| What you will do |
Report how many lines hold the word "favourite"; answer with the number alone.

* Start Given data *

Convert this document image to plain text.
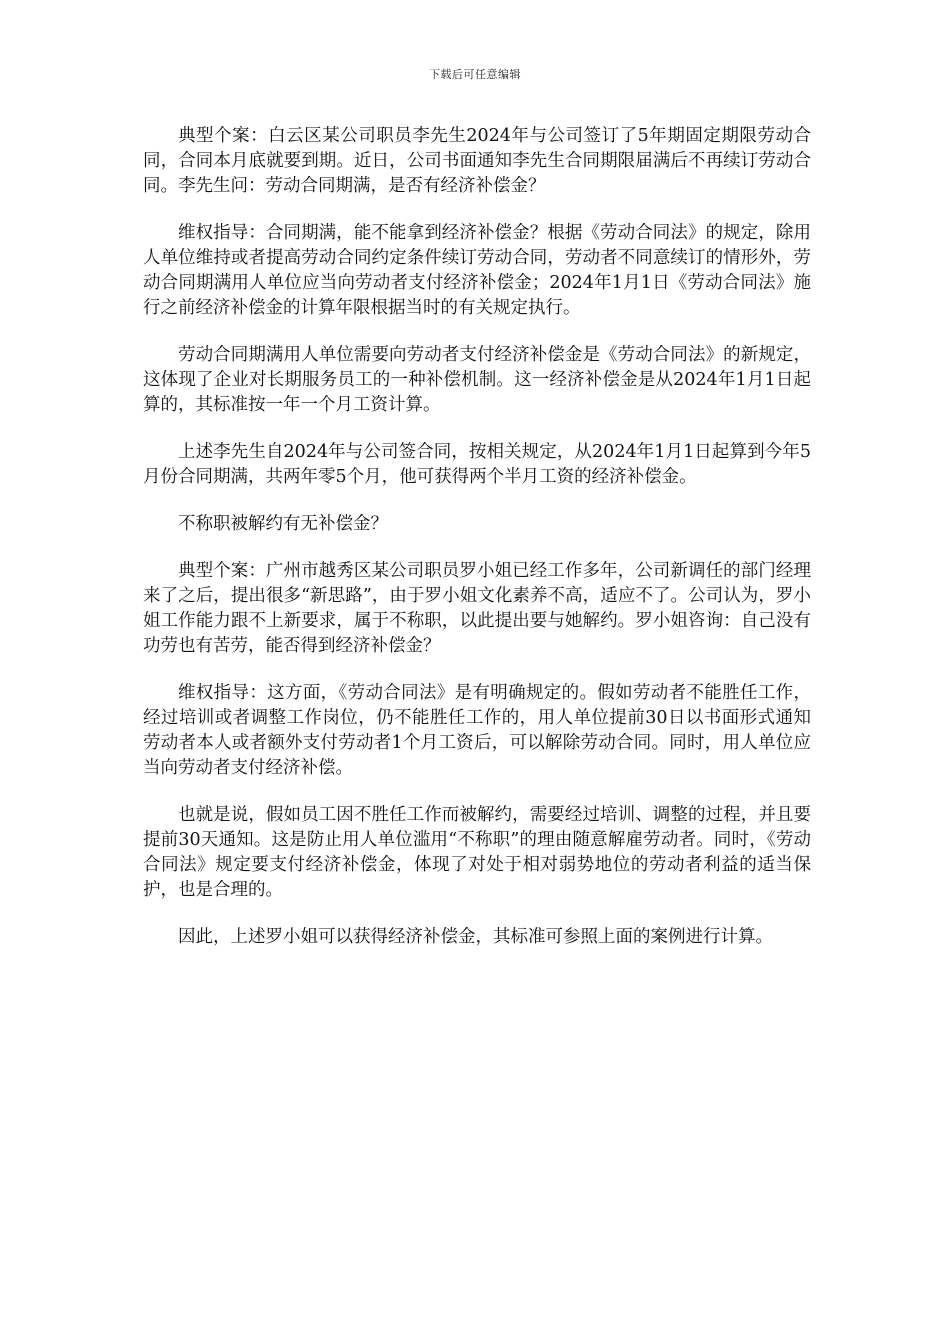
下载后可任意编辑

典型个案：白云区某公司职员李先生2024年与公司签订了5年期固定期限劳动合同，合同本月底就要到期。近日，公司书面通知李先生合同期限届满后不再续订劳动合同。李先生问：劳动合同期满，是否有经济补偿金？

维权指导：合同期满，能不能拿到经济补偿金？根据《劳动合同法》的规定，除用人单位维持或者提高劳动合同约定条件续订劳动合同，劳动者不同意续订的情形外，劳动合同期满用人单位应当向劳动者支付经济补偿金；2024年1月1日《劳动合同法》施行之前经济补偿金的计算年限根据当时的有关规定执行。

劳动合同期满用人单位需要向劳动者支付经济补偿金是《劳动合同法》的新规定，这体现了企业对长期服务员工的一种补偿机制。这一经济补偿金是从2024年1月1日起算的，其标准按一年一个月工资计算。

上述李先生自2024年与公司签合同，按相关规定，从2024年1月1日起算到今年5月份合同期满，共两年零5个月，他可获得两个半月工资的经济补偿金。

不称职被解约有无补偿金？

典型个案：广州市越秀区某公司职员罗小姐已经工作多年，公司新调任的部门经理来了之后，提出很多“新思路”，由于罗小姐文化素养不高，适应不了。公司认为，罗小姐工作能力跟不上新要求，属于不称职，以此提出要与她解约。罗小姐咨询：自己没有功劳也有苦劳，能否得到经济补偿金？

维权指导：这方面，《劳动合同法》是有明确规定的。假如劳动者不能胜任工作，经过培训或者调整工作岗位，仍不能胜任工作的，用人单位提前30日以书面形式通知劳动者本人或者额外支付劳动者1个月工资后，可以解除劳动合同。同时，用人单位应当向劳动者支付经济补偿。

也就是说，假如员工因不胜任工作而被解约，需要经过培训、调整的过程，并且要提前30天通知。这是防止用人单位滥用“不称职”的理由随意解雇劳动者。同时，《劳动合同法》规定要支付经济补偿金，体现了对处于相对弱势地位的劳动者利益的适当保护，也是合理的。

因此，上述罗小姐可以获得经济补偿金，其标准可参照上面的案例进行计算。
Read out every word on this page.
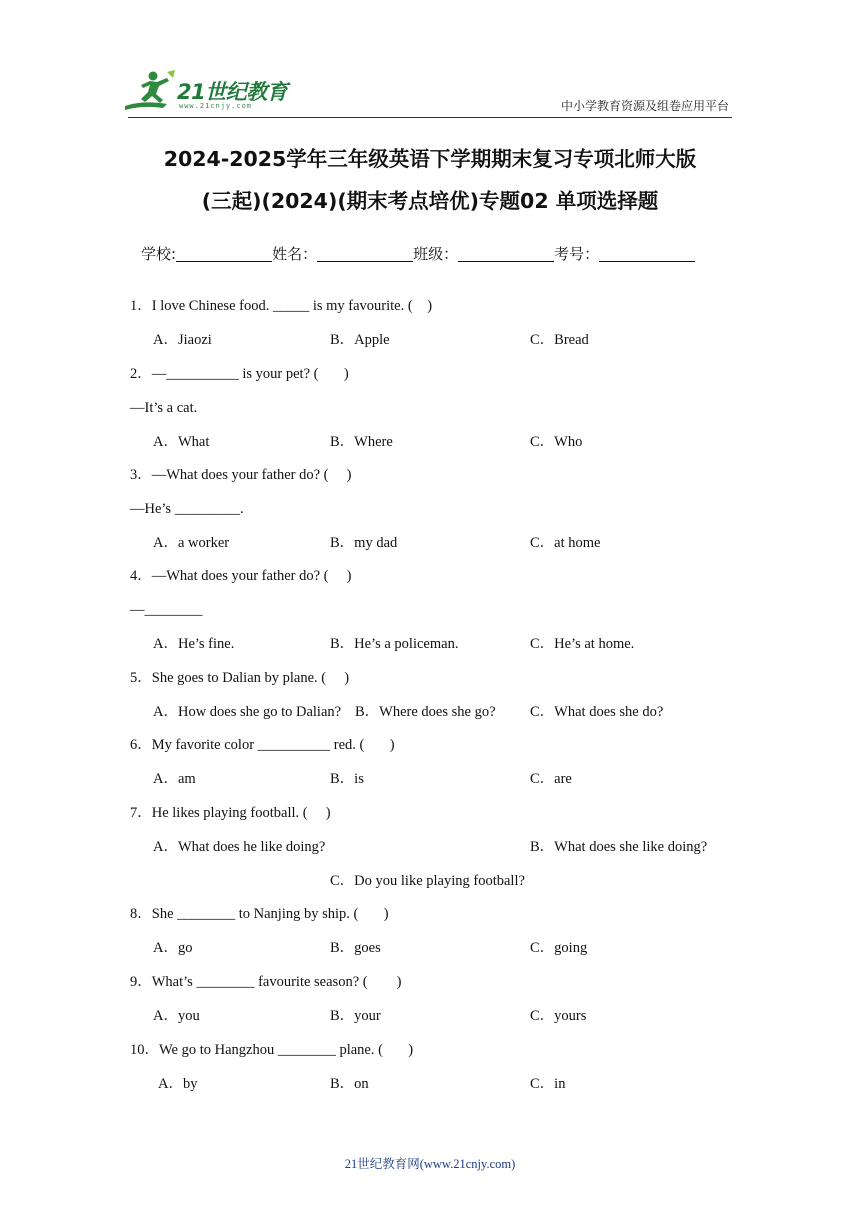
21世纪教育
www.21cnjy.com	中小学教育资源及组卷应用平台
2024-2025学年三年级英语下学期期末复习专项北师大版
(三起)(2024)(期末考点培优)专题02 单项选择题
学校:	姓名：	班级：	考号：
1．I love Chinese food. _____ is my favourite. (    )
A．Jiaozi	B．Apple	C．Bread
2．—__________ is your pet? (       )
—It’s a cat.
A．What	B．Where	C．Who
3．—What does your father do? (     )
—He’s _________.
A．a worker	B．my dad	C．at home
4．—What does your father do? (     )
—________
A．He’s fine.	B．He’s a policeman.	C．He’s at home.
5．She goes to Dalian by plane. (     )
A．How does she go to Dalian? B．Where does she go? C．What does she do?
6．My favorite color __________ red. (       )
A．am	B．is	C．are
7．He likes playing football. (     )
A．What does he like doing?	B．What does she like doing?
C．Do you like playing football?
8．She ________ to Nanjing by ship. (       )
A．go	B．goes	C．going
9．What’s ________ favourite season? (        )
A．you	B．your	C．yours
10．We go to Hangzhou ________ plane. (       )
A．by	B．on	C．in
21世纪教育网(www.21cnjy.com)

* End Given data *

| Exercise answer |
2